* _YOUR OBJECTIVE_
Images should be left out, and everything else in the listing reproduced exactly.

▬▬▬▬▬▬▬▬▬▬

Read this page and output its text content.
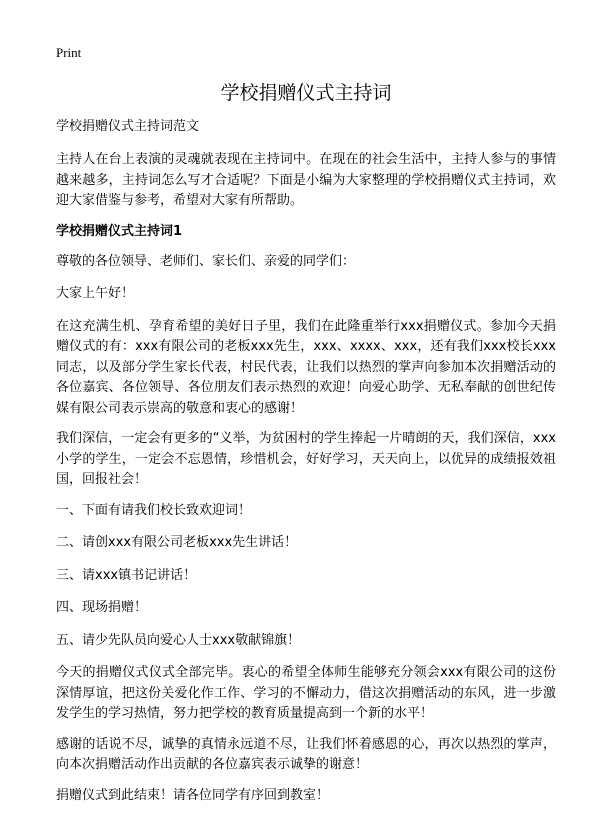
Print
学校捐赠仪式主持词
学校捐赠仪式主持词范文

主持人在台上表演的灵魂就表现在主持词中。在现在的社会生活中，主持人参与的事情越来越多，主持词怎么写才合适呢？下面是小编为大家整理的学校捐赠仪式主持词，欢迎大家借鉴与参考，希望对大家有所帮助。

学校捐赠仪式主持词1

尊敬的各位领导、老师们、家长们、亲爱的同学们：

大家上午好！

在这充满生机、孕育希望的美好日子里，我们在此隆重举行xxx捐赠仪式。参加今天捐赠仪式的有：xxx有限公司的老板xxx先生，xxx、xxxx、xxx，还有我们xxx校长xxx同志，以及部分学生家长代表，村民代表，让我们以热烈的掌声向参加本次捐赠活动的各位嘉宾、各位领导、各位朋友们表示热烈的欢迎！向爱心助学、无私奉献的创世纪传媒有限公司表示崇高的敬意和衷心的感谢！

我们深信，一定会有更多的“义举，为贫困村的学生捧起一片晴朗的天，我们深信，xxx小学的学生，一定会不忘恩情，珍惜机会，好好学习，天天向上，以优异的成绩报效祖国，回报社会！

一、下面有请我们校长致欢迎词！

二、请创xxx有限公司老板xxx先生讲话！

三、请xxx镇书记讲话！

四、现场捐赠！

五、请少先队员向爱心人士xxx敬献锦旗！

今天的捐赠仪式仪式全部完毕。衷心的希望全体师生能够充分领会xxx有限公司的这份深情厚谊，把这份关爱化作工作、学习的不懈动力，借这次捐赠活动的东风，进一步激发学生的学习热情，努力把学校的教育质量提高到一个新的水平！

感谢的话说不尽，诚挚的真情永远道不尽，让我们怀着感恩的心，再次以热烈的掌声，向本次捐赠活动作出贡献的各位嘉宾表示诚挚的谢意！

捐赠仪式到此结束！请各位同学有序回到教室！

▬▬▬▬▬▬▬▬▬▬

* _SOLUTION_
Read this page and output its text content.
Print
学校捐赠仪式主持词
学校捐赠仪式主持词范文

主持人在台上表演的灵魂就表现在主持词中。在现在的社会生活中，主持人参与的事情越来越多，主持词怎么写才合适呢？下面是小编为大家整理的学校捐赠仪式主持词，欢迎大家借鉴与参考，希望对大家有所帮助。

学校捐赠仪式主持词1

尊敬的各位领导、老师们、家长们、亲爱的同学们：

大家上午好！

在这充满生机、孕育希望的美好日子里，我们在此隆重举行xxx捐赠仪式。参加今天捐赠仪式的有：xxx有限公司的老板xxx先生，xxx、xxxx、xxx，还有我们xxx校长xxx同志，以及部分学生家长代表，村民代表，让我们以热烈的掌声向参加本次捐赠活动的各位嘉宾、各位领导、各位朋友们表示热烈的欢迎！向爱心助学、无私奉献的创世纪传媒有限公司表示崇高的敬意和衷心的感谢！

我们深信，一定会有更多的“义举，为贫困村的学生捧起一片晴朗的天，我们深信，xxx小学的学生，一定会不忘恩情，珍惜机会，好好学习，天天向上，以优异的成绩报效祖国，回报社会！

一、下面有请我们校长致欢迎词！

二、请创xxx有限公司老板xxx先生讲话！

三、请xxx镇书记讲话！

四、现场捐赠！

五、请少先队员向爱心人士xxx敬献锦旗！

今天的捐赠仪式仪式全部完毕。衷心的希望全体师生能够充分领会xxx有限公司的这份深情厚谊，把这份关爱化作工作、学习的不懈动力，借这次捐赠活动的东风，进一步激发学生的学习热情，努力把学校的教育质量提高到一个新的水平！

感谢的话说不尽，诚挚的真情永远道不尽，让我们怀着感恩的心，再次以热烈的掌声，向本次捐赠活动作出贡献的各位嘉宾表示诚挚的谢意！

捐赠仪式到此结束！请各位同学有序回到教室！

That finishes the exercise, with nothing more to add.